▶ WHAT THE TASK REQUIRES: Are you able to quote each entry exactly as written?
----------
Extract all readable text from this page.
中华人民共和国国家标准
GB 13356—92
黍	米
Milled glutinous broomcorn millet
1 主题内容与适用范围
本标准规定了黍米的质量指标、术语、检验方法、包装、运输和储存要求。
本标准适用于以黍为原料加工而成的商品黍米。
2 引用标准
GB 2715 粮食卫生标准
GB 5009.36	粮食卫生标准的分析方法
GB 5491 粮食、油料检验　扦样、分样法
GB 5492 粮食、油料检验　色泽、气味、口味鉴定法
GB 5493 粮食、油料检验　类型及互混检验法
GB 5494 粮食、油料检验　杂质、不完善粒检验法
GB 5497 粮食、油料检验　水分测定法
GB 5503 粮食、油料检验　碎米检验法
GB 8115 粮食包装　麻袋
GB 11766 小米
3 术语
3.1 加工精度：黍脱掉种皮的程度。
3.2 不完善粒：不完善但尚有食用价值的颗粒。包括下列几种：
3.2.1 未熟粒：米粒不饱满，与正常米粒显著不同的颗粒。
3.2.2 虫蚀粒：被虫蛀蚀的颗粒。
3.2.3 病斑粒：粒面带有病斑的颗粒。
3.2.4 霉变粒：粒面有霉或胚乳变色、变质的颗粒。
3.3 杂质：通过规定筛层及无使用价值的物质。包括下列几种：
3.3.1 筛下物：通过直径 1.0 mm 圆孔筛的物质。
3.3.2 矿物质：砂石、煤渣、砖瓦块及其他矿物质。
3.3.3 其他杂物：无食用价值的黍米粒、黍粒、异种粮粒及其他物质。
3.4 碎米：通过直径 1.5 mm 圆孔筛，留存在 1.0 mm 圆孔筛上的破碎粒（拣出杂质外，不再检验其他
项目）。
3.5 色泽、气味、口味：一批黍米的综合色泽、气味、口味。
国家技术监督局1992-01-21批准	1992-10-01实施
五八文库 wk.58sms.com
----------
▶ SOLUTION FOR THIS PROBLEM:
Extract all readable text from this page.
中华人民共和国国家标准
GB 13356—92
黍	米
Milled glutinous broomcorn millet
1 主题内容与适用范围
本标准规定了黍米的质量指标、术语、检验方法、包装、运输和储存要求。
本标准适用于以黍为原料加工而成的商品黍米。
2 引用标准
GB 2715 粮食卫生标准
GB 5009.36	粮食卫生标准的分析方法
GB 5491 粮食、油料检验　扦样、分样法
GB 5492 粮食、油料检验　色泽、气味、口味鉴定法
GB 5493 粮食、油料检验　类型及互混检验法
GB 5494 粮食、油料检验　杂质、不完善粒检验法
GB 5497 粮食、油料检验　水分测定法
GB 5503 粮食、油料检验　碎米检验法
GB 8115 粮食包装　麻袋
GB 11766 小米
3 术语
3.1 加工精度：黍脱掉种皮的程度。
3.2 不完善粒：不完善但尚有食用价值的颗粒。包括下列几种：
3.2.1 未熟粒：米粒不饱满，与正常米粒显著不同的颗粒。
3.2.2 虫蚀粒：被虫蛀蚀的颗粒。
3.2.3 病斑粒：粒面带有病斑的颗粒。
3.2.4 霉变粒：粒面有霉或胚乳变色、变质的颗粒。
3.3 杂质：通过规定筛层及无使用价值的物质。包括下列几种：
3.3.1 筛下物：通过直径 1.0 mm 圆孔筛的物质。
3.3.2 矿物质：砂石、煤渣、砖瓦块及其他矿物质。
3.3.3 其他杂物：无食用价值的黍米粒、黍粒、异种粮粒及其他物质。
3.4 碎米：通过直径 1.5 mm 圆孔筛，留存在 1.0 mm 圆孔筛上的破碎粒（拣出杂质外，不再检验其他
项目）。
3.5 色泽、气味、口味：一批黍米的综合色泽、气味、口味。
国家技术监督局1992-01-21批准	1992-10-01实施
五八文库 wk.58sms.com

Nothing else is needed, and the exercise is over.